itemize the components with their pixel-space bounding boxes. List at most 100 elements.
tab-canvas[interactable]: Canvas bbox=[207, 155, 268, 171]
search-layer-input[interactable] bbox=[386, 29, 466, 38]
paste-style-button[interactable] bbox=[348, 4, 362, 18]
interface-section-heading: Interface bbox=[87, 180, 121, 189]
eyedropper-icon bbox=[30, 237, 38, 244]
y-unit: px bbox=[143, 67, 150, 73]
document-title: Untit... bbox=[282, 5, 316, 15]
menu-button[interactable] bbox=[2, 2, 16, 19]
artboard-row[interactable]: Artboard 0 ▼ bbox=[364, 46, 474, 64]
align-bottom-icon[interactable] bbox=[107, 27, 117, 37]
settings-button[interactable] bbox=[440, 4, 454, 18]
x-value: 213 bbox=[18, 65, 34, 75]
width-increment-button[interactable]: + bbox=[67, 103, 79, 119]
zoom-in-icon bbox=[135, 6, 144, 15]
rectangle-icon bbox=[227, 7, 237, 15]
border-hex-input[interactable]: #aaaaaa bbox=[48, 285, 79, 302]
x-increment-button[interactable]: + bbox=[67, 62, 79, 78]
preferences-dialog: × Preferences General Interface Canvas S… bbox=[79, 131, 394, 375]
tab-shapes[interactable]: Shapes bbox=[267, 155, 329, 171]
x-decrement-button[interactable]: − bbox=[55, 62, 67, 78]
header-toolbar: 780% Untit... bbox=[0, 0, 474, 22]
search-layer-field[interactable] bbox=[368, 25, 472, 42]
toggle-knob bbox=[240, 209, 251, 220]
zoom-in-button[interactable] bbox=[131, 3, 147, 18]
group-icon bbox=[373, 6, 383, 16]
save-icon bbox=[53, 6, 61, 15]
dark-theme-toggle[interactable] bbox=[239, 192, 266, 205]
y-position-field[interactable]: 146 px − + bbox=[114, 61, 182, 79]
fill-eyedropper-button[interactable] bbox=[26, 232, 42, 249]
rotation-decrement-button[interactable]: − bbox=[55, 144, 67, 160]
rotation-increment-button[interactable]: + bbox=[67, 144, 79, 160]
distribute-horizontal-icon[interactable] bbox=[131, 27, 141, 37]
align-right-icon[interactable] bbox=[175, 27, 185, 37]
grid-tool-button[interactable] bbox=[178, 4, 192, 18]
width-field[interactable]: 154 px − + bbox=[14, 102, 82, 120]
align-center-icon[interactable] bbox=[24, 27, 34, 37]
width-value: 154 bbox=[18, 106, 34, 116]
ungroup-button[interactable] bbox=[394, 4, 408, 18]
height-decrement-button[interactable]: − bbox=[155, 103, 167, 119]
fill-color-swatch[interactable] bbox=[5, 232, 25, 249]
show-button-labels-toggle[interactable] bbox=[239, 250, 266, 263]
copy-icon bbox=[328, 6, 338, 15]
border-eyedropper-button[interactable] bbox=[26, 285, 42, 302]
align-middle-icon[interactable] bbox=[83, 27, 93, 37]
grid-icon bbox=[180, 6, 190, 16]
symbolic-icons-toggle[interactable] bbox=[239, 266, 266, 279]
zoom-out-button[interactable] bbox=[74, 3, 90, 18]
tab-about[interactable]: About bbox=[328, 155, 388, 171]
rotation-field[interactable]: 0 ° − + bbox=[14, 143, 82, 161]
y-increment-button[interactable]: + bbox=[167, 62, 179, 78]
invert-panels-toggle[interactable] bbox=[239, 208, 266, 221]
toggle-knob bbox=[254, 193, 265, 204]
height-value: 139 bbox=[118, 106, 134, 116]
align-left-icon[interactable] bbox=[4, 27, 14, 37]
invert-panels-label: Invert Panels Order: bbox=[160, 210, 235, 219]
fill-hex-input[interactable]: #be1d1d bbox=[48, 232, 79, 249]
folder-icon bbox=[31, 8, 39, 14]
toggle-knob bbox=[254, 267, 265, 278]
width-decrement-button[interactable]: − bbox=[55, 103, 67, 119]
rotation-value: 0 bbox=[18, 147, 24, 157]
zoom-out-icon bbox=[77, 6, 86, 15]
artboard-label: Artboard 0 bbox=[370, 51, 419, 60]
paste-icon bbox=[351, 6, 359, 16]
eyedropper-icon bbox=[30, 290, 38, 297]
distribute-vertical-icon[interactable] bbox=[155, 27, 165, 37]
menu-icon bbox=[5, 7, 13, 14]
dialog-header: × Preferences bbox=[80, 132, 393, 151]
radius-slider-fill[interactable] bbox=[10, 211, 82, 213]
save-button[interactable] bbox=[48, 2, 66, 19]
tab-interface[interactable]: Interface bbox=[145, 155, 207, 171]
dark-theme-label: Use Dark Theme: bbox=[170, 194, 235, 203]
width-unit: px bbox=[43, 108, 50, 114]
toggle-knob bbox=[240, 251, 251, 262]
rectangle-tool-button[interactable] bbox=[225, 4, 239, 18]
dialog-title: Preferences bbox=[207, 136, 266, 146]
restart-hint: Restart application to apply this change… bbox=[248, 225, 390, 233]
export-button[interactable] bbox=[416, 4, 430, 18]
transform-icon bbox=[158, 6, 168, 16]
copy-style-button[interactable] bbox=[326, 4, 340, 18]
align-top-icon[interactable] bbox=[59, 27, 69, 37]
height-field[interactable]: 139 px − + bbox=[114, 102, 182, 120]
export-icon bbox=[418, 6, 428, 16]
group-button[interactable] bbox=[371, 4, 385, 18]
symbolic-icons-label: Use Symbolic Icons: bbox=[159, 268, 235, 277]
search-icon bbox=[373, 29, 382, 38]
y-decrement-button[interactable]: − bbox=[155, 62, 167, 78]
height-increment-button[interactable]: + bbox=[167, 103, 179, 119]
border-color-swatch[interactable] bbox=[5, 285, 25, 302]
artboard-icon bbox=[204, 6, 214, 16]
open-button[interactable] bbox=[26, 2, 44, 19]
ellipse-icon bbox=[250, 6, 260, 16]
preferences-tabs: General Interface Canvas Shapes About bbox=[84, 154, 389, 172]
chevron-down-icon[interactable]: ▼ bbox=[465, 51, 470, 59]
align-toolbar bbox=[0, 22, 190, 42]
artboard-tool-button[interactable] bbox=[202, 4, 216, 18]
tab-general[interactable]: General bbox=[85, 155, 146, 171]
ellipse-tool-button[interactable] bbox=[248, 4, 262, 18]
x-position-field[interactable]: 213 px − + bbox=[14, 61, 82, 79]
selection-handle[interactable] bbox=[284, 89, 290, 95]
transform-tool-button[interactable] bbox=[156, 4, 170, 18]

* WORK INSTRUCTIONS: Copy out all of the records above word for word, line by line.

* FINISHED TASK:
itemize the components with their pixel-space bounding boxes. List at most 100 elements.
tab-canvas[interactable]: Canvas bbox=[207, 155, 268, 171]
search-layer-input[interactable] bbox=[386, 29, 466, 38]
paste-style-button[interactable] bbox=[348, 4, 362, 18]
interface-section-heading: Interface bbox=[87, 180, 121, 189]
eyedropper-icon bbox=[30, 237, 38, 244]
y-unit: px bbox=[143, 67, 150, 73]
document-title: Untit... bbox=[282, 5, 316, 15]
menu-button[interactable] bbox=[2, 2, 16, 19]
artboard-row[interactable]: Artboard 0 ▼ bbox=[364, 46, 474, 64]
align-bottom-icon[interactable] bbox=[107, 27, 117, 37]
settings-button[interactable] bbox=[440, 4, 454, 18]
x-value: 213 bbox=[18, 65, 34, 75]
width-increment-button[interactable]: + bbox=[67, 103, 79, 119]
zoom-in-icon bbox=[135, 6, 144, 15]
rectangle-icon bbox=[227, 7, 237, 15]
border-hex-input[interactable]: #aaaaaa bbox=[48, 285, 79, 302]
x-increment-button[interactable]: + bbox=[67, 62, 79, 78]
preferences-dialog: × Preferences General Interface Canvas S… bbox=[79, 131, 394, 375]
tab-shapes[interactable]: Shapes bbox=[267, 155, 329, 171]
x-decrement-button[interactable]: − bbox=[55, 62, 67, 78]
header-toolbar: 780% Untit... bbox=[0, 0, 474, 22]
search-layer-field[interactable] bbox=[368, 25, 472, 42]
toggle-knob bbox=[240, 209, 251, 220]
zoom-in-button[interactable] bbox=[131, 3, 147, 18]
group-icon bbox=[373, 6, 383, 16]
save-icon bbox=[53, 6, 61, 15]
dark-theme-toggle[interactable] bbox=[239, 192, 266, 205]
y-position-field[interactable]: 146 px − + bbox=[114, 61, 182, 79]
fill-eyedropper-button[interactable] bbox=[26, 232, 42, 249]
rotation-decrement-button[interactable]: − bbox=[55, 144, 67, 160]
rotation-increment-button[interactable]: + bbox=[67, 144, 79, 160]
distribute-horizontal-icon[interactable] bbox=[131, 27, 141, 37]
align-right-icon[interactable] bbox=[175, 27, 185, 37]
grid-tool-button[interactable] bbox=[178, 4, 192, 18]
width-field[interactable]: 154 px − + bbox=[14, 102, 82, 120]
align-center-icon[interactable] bbox=[24, 27, 34, 37]
width-value: 154 bbox=[18, 106, 34, 116]
ungroup-button[interactable] bbox=[394, 4, 408, 18]
height-decrement-button[interactable]: − bbox=[155, 103, 167, 119]
fill-color-swatch[interactable] bbox=[5, 232, 25, 249]
show-button-labels-toggle[interactable] bbox=[239, 250, 266, 263]
copy-icon bbox=[328, 6, 338, 15]
border-eyedropper-button[interactable] bbox=[26, 285, 42, 302]
align-middle-icon[interactable] bbox=[83, 27, 93, 37]
grid-icon bbox=[180, 6, 190, 16]
symbolic-icons-toggle[interactable] bbox=[239, 266, 266, 279]
zoom-out-button[interactable] bbox=[74, 3, 90, 18]
tab-about[interactable]: About bbox=[328, 155, 388, 171]
rotation-field[interactable]: 0 ° − + bbox=[14, 143, 82, 161]
y-increment-button[interactable]: + bbox=[167, 62, 179, 78]
invert-panels-toggle[interactable] bbox=[239, 208, 266, 221]
toggle-knob bbox=[254, 193, 265, 204]
height-value: 139 bbox=[118, 106, 134, 116]
align-left-icon[interactable] bbox=[4, 27, 14, 37]
invert-panels-label: Invert Panels Order: bbox=[160, 210, 235, 219]
fill-hex-input[interactable]: #be1d1d bbox=[48, 232, 79, 249]
folder-icon bbox=[31, 8, 39, 14]
toggle-knob bbox=[254, 267, 265, 278]
width-decrement-button[interactable]: − bbox=[55, 103, 67, 119]
rotation-value: 0 bbox=[18, 147, 24, 157]
zoom-out-icon bbox=[77, 6, 86, 15]
artboard-label: Artboard 0 bbox=[370, 51, 419, 60]
paste-icon bbox=[351, 6, 359, 16]
eyedropper-icon bbox=[30, 290, 38, 297]
distribute-vertical-icon[interactable] bbox=[155, 27, 165, 37]
menu-icon bbox=[5, 7, 13, 14]
dialog-header: × Preferences bbox=[80, 132, 393, 151]
radius-slider-fill[interactable] bbox=[10, 211, 82, 213]
save-button[interactable] bbox=[48, 2, 66, 19]
tab-interface[interactable]: Interface bbox=[145, 155, 207, 171]
dark-theme-label: Use Dark Theme: bbox=[170, 194, 235, 203]
width-unit: px bbox=[43, 108, 50, 114]
toggle-knob bbox=[240, 251, 251, 262]
rectangle-tool-button[interactable] bbox=[225, 4, 239, 18]
dialog-title: Preferences bbox=[207, 136, 266, 146]
restart-hint: Restart application to apply this change… bbox=[248, 225, 390, 233]
export-button[interactable] bbox=[416, 4, 430, 18]
transform-icon bbox=[158, 6, 168, 16]
copy-style-button[interactable] bbox=[326, 4, 340, 18]
align-top-icon[interactable] bbox=[59, 27, 69, 37]
height-field[interactable]: 139 px − + bbox=[114, 102, 182, 120]
export-icon bbox=[418, 6, 428, 16]
group-button[interactable] bbox=[371, 4, 385, 18]
symbolic-icons-label: Use Symbolic Icons: bbox=[159, 268, 235, 277]
search-icon bbox=[373, 29, 382, 38]
y-decrement-button[interactable]: − bbox=[155, 62, 167, 78]
height-increment-button[interactable]: + bbox=[167, 103, 179, 119]
border-color-swatch[interactable] bbox=[5, 285, 25, 302]
artboard-icon bbox=[204, 6, 214, 16]
open-button[interactable] bbox=[26, 2, 44, 19]
ellipse-icon bbox=[250, 6, 260, 16]
preferences-tabs: General Interface Canvas Shapes About bbox=[84, 154, 389, 172]
chevron-down-icon[interactable]: ▼ bbox=[465, 51, 470, 59]
align-toolbar bbox=[0, 22, 190, 42]
artboard-tool-button[interactable] bbox=[202, 4, 216, 18]
tab-general[interactable]: General bbox=[85, 155, 146, 171]
ellipse-tool-button[interactable] bbox=[248, 4, 262, 18]
x-position-field[interactable]: 213 px − + bbox=[14, 61, 82, 79]
selection-handle[interactable] bbox=[284, 89, 290, 95]
transform-tool-button[interactable] bbox=[156, 4, 170, 18]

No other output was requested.